— start of DATA ENTRIES —

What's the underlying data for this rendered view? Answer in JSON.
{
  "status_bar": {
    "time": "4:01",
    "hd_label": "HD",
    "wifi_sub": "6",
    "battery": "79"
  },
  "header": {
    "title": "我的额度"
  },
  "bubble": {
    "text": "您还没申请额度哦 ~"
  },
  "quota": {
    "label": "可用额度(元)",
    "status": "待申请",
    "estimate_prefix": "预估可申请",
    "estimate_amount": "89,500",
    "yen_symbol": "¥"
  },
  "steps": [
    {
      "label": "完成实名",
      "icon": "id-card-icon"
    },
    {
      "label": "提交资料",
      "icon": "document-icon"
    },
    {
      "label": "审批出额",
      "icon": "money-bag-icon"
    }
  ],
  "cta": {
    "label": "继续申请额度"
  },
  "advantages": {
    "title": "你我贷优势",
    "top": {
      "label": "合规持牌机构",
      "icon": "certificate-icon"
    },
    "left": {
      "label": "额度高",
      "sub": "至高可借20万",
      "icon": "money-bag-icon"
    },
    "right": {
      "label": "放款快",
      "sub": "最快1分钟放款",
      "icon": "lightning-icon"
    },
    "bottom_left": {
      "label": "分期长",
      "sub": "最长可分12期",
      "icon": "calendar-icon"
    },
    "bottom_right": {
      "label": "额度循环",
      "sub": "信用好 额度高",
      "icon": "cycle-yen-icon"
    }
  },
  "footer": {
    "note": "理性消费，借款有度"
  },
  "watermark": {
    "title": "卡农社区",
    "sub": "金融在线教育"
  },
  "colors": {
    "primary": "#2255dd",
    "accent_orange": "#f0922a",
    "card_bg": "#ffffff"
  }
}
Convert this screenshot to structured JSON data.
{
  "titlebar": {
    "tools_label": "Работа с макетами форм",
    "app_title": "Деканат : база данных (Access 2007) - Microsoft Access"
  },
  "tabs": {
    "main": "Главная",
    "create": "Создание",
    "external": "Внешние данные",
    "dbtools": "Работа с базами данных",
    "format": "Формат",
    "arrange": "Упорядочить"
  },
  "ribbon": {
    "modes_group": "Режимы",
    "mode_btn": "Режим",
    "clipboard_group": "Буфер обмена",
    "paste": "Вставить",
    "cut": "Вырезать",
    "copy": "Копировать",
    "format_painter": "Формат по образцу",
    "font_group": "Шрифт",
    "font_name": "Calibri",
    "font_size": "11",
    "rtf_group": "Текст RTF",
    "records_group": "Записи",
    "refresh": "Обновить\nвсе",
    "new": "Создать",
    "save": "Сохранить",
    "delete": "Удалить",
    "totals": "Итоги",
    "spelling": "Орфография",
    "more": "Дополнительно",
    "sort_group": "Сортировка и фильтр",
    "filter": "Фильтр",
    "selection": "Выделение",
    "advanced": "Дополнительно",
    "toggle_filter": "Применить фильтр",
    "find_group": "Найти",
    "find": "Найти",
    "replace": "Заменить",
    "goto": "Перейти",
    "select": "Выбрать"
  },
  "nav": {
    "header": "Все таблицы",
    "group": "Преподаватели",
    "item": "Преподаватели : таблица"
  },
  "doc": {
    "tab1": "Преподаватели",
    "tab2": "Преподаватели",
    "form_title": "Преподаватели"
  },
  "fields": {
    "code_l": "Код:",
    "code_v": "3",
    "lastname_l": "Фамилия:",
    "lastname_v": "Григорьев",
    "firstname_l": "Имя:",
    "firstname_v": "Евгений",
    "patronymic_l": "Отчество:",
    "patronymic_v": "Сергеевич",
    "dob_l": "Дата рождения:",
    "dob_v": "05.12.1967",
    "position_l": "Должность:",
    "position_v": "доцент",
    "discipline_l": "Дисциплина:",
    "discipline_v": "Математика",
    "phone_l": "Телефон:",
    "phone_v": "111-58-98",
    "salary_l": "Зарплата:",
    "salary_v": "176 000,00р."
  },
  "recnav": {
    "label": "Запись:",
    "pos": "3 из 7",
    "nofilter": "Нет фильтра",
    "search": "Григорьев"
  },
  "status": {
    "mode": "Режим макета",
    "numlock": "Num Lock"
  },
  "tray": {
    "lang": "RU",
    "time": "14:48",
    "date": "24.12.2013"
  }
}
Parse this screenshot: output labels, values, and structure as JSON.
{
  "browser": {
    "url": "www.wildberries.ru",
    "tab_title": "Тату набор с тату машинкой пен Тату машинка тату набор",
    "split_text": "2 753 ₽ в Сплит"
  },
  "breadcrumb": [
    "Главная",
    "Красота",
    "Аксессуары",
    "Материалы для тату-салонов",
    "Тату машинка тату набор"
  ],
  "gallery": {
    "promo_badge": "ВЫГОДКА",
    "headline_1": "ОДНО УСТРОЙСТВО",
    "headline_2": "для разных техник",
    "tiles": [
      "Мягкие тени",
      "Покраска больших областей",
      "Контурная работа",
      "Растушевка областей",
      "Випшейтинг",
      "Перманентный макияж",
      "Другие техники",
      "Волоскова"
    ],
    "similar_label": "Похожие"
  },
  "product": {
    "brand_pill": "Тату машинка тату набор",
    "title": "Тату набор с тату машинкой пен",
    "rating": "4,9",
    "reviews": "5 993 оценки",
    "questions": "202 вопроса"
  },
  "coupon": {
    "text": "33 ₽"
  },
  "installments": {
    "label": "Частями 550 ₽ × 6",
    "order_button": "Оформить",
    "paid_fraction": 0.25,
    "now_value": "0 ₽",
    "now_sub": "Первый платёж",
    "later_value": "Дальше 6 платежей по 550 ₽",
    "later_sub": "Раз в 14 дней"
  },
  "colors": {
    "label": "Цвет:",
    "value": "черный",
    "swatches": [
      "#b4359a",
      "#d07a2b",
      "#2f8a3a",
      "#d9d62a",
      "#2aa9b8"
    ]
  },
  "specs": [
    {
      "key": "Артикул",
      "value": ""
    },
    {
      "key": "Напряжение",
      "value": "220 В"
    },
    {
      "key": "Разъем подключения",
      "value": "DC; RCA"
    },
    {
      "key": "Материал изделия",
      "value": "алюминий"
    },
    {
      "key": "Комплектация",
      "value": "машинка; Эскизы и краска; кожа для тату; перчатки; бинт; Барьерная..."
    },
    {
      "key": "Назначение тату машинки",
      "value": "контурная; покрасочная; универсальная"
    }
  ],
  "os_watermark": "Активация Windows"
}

— end of DATA ENTRIES —

SHORT TASK:
Each record must be repeated exactly as it is.

COMPLETE OUTPUT:
What's the underlying data for this rendered view? Answer in JSON.
{
  "status_bar": {
    "time": "4:01",
    "hd_label": "HD",
    "wifi_sub": "6",
    "battery": "79"
  },
  "header": {
    "title": "我的额度"
  },
  "bubble": {
    "text": "您还没申请额度哦 ~"
  },
  "quota": {
    "label": "可用额度(元)",
    "status": "待申请",
    "estimate_prefix": "预估可申请",
    "estimate_amount": "89,500",
    "yen_symbol": "¥"
  },
  "steps": [
    {
      "label": "完成实名",
      "icon": "id-card-icon"
    },
    {
      "label": "提交资料",
      "icon": "document-icon"
    },
    {
      "label": "审批出额",
      "icon": "money-bag-icon"
    }
  ],
  "cta": {
    "label": "继续申请额度"
  },
  "advantages": {
    "title": "你我贷优势",
    "top": {
      "label": "合规持牌机构",
      "icon": "certificate-icon"
    },
    "left": {
      "label": "额度高",
      "sub": "至高可借20万",
      "icon": "money-bag-icon"
    },
    "right": {
      "label": "放款快",
      "sub": "最快1分钟放款",
      "icon": "lightning-icon"
    },
    "bottom_left": {
      "label": "分期长",
      "sub": "最长可分12期",
      "icon": "calendar-icon"
    },
    "bottom_right": {
      "label": "额度循环",
      "sub": "信用好 额度高",
      "icon": "cycle-yen-icon"
    }
  },
  "footer": {
    "note": "理性消费，借款有度"
  },
  "watermark": {
    "title": "卡农社区",
    "sub": "金融在线教育"
  },
  "colors": {
    "primary": "#2255dd",
    "accent_orange": "#f0922a",
    "card_bg": "#ffffff"
  }
}
Convert this screenshot to structured JSON data.
{
  "titlebar": {
    "tools_label": "Работа с макетами форм",
    "app_title": "Деканат : база данных (Access 2007) - Microsoft Access"
  },
  "tabs": {
    "main": "Главная",
    "create": "Создание",
    "external": "Внешние данные",
    "dbtools": "Работа с базами данных",
    "format": "Формат",
    "arrange": "Упорядочить"
  },
  "ribbon": {
    "modes_group": "Режимы",
    "mode_btn": "Режим",
    "clipboard_group": "Буфер обмена",
    "paste": "Вставить",
    "cut": "Вырезать",
    "copy": "Копировать",
    "format_painter": "Формат по образцу",
    "font_group": "Шрифт",
    "font_name": "Calibri",
    "font_size": "11",
    "rtf_group": "Текст RTF",
    "records_group": "Записи",
    "refresh": "Обновить\nвсе",
    "new": "Создать",
    "save": "Сохранить",
    "delete": "Удалить",
    "totals": "Итоги",
    "spelling": "Орфография",
    "more": "Дополнительно",
    "sort_group": "Сортировка и фильтр",
    "filter": "Фильтр",
    "selection": "Выделение",
    "advanced": "Дополнительно",
    "toggle_filter": "Применить фильтр",
    "find_group": "Найти",
    "find": "Найти",
    "replace": "Заменить",
    "goto": "Перейти",
    "select": "Выбрать"
  },
  "nav": {
    "header": "Все таблицы",
    "group": "Преподаватели",
    "item": "Преподаватели : таблица"
  },
  "doc": {
    "tab1": "Преподаватели",
    "tab2": "Преподаватели",
    "form_title": "Преподаватели"
  },
  "fields": {
    "code_l": "Код:",
    "code_v": "3",
    "lastname_l": "Фамилия:",
    "lastname_v": "Григорьев",
    "firstname_l": "Имя:",
    "firstname_v": "Евгений",
    "patronymic_l": "Отчество:",
    "patronymic_v": "Сергеевич",
    "dob_l": "Дата рождения:",
    "dob_v": "05.12.1967",
    "position_l": "Должность:",
    "position_v": "доцент",
    "discipline_l": "Дисциплина:",
    "discipline_v": "Математика",
    "phone_l": "Телефон:",
    "phone_v": "111-58-98",
    "salary_l": "Зарплата:",
    "salary_v": "176 000,00р."
  },
  "recnav": {
    "label": "Запись:",
    "pos": "3 из 7",
    "nofilter": "Нет фильтра",
    "search": "Григорьев"
  },
  "status": {
    "mode": "Режим макета",
    "numlock": "Num Lock"
  },
  "tray": {
    "lang": "RU",
    "time": "14:48",
    "date": "24.12.2013"
  }
}
Parse this screenshot: output labels, values, and structure as JSON.
{
  "browser": {
    "url": "www.wildberries.ru",
    "tab_title": "Тату набор с тату машинкой пен Тату машинка тату набор",
    "split_text": "2 753 ₽ в Сплит"
  },
  "breadcrumb": [
    "Главная",
    "Красота",
    "Аксессуары",
    "Материалы для тату-салонов",
    "Тату машинка тату набор"
  ],
  "gallery": {
    "promo_badge": "ВЫГОДКА",
    "headline_1": "ОДНО УСТРОЙСТВО",
    "headline_2": "для разных техник",
    "tiles": [
      "Мягкие тени",
      "Покраска больших областей",
      "Контурная работа",
      "Растушевка областей",
      "Випшейтинг",
      "Перманентный макияж",
      "Другие техники",
      "Волоскова"
    ],
    "similar_label": "Похожие"
  },
  "product": {
    "brand_pill": "Тату машинка тату набор",
    "title": "Тату набор с тату машинкой пен",
    "rating": "4,9",
    "reviews": "5 993 оценки",
    "questions": "202 вопроса"
  },
  "coupon": {
    "text": "33 ₽"
  },
  "installments": {
    "label": "Частями 550 ₽ × 6",
    "order_button": "Оформить",
    "paid_fraction": 0.25,
    "now_value": "0 ₽",
    "now_sub": "Первый платёж",
    "later_value": "Дальше 6 платежей по 550 ₽",
    "later_sub": "Раз в 14 дней"
  },
  "colors": {
    "label": "Цвет:",
    "value": "черный",
    "swatches": [
      "#b4359a",
      "#d07a2b",
      "#2f8a3a",
      "#d9d62a",
      "#2aa9b8"
    ]
  },
  "specs": [
    {
      "key": "Артикул",
      "value": ""
    },
    {
      "key": "Напряжение",
      "value": "220 В"
    },
    {
      "key": "Разъем подключения",
      "value": "DC; RCA"
    },
    {
      "key": "Материал изделия",
      "value": "алюминий"
    },
    {
      "key": "Комплектация",
      "value": "машинка; Эскизы и краска; кожа для тату; перчатки; бинт; Барьерная..."
    },
    {
      "key": "Назначение тату машинки",
      "value": "контурная; покрасочная; универсальная"
    }
  ],
  "os_watermark": "Активация Windows"
}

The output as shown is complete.